▸ Task instructions
a) Reproduce, word for word, the stretch of the piece on the new scripted "Staircase" from "A new, scripted" through "available on Netflix.)".
b) From the piece on the new scripted "Staircase," list every person it names.

▸ Quoted passage
*-*-*

A new, scripted ‘Staircase’ offers an intriguing, meta twist on a true-crime classic

Some history: In 2001, in the city of Durham, N.C., Michael Peterson, a writer and sometime political candidate, either did or did not kill his wife, Kathleen, who either fell down a flight or stairs or was beaten to death at its foot. A French television crew, under the direction of Jean-Xavier de Lestrade, arrived soon after Peterson was accused of murder and produced an eight-episode docuseries detailing the trial from preparation to verdict — “The Staircase,” a Peabody Award-winning early model for the twist-and-turn true-crime documentaries and podcasts that have come to clutter the cultural landscape; subsequent episodes were added, updating the story with new developments through 2017. (The 13-episode complete set is available on Netflix.)

Still, as to guilt or innocence, things remain less than perfectly clear. For the armchair judge, it is not so much a matter of who you believe — there being improbabilities and weirdnesses in both the prosecution and defense — as who you don’t. And though you may form an opinion, you can never really know; indeed, it may be this very inconclusiveness that has kept the case alive in the public imagination. The only thing people like more than a mystery may be a mystery they can’t solve.

*-*-*

▸ Rows
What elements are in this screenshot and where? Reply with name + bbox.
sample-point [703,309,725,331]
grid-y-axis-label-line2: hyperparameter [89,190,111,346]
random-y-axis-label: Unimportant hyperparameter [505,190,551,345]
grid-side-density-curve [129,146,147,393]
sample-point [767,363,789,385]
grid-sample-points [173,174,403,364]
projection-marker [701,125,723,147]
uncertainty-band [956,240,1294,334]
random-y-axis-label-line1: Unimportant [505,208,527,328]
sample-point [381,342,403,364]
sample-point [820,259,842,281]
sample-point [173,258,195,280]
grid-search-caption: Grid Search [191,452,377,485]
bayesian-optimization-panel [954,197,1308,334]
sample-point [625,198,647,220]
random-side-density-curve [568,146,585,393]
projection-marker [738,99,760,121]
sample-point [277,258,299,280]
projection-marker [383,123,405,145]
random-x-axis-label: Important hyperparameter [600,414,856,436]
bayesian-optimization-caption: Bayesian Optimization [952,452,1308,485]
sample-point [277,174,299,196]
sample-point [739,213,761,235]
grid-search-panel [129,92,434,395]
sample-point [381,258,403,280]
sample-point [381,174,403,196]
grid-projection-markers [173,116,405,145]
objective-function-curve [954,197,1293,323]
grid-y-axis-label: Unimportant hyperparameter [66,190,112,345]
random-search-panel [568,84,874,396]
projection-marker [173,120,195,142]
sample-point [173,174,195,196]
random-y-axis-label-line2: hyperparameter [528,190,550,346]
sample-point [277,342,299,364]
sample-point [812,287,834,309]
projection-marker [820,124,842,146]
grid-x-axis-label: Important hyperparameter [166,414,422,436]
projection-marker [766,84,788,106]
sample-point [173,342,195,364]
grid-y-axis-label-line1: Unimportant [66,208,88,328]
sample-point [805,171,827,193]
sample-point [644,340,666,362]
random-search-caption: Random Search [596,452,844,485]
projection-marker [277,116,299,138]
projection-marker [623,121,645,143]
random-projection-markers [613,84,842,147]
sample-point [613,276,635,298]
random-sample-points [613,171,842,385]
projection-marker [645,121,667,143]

*-*-*

▸ Answers for this exercise
a)
A new, scripted ‘Staircase’ offers an intriguing, meta twist on a true-crime classic

Some history: In 2001, in the city of Durham, N.C., Michael Peterson, a writer and sometime political candidate, either did or did not kill his wife, Kathleen, who either fell down a flight or stairs or was beaten to death at its foot. A French television crew, under the direction of Jean-Xavier de Lestrade, arrived soon after Peterson was accused of murder and produced an eight-episode docuseries detailing the trial from preparation to verdict — “The Staircase,” a Peabody Award-winning early model for the twist-and-turn true-crime documentaries and podcasts that have come to clutter the cultural landscape; subsequent episodes were added, updating the story with new developments through 2017. (The 13-episode complete set is available on Netflix.)

b)
Michael Peterson
Kathleen
Jean-Xavier de Lestrade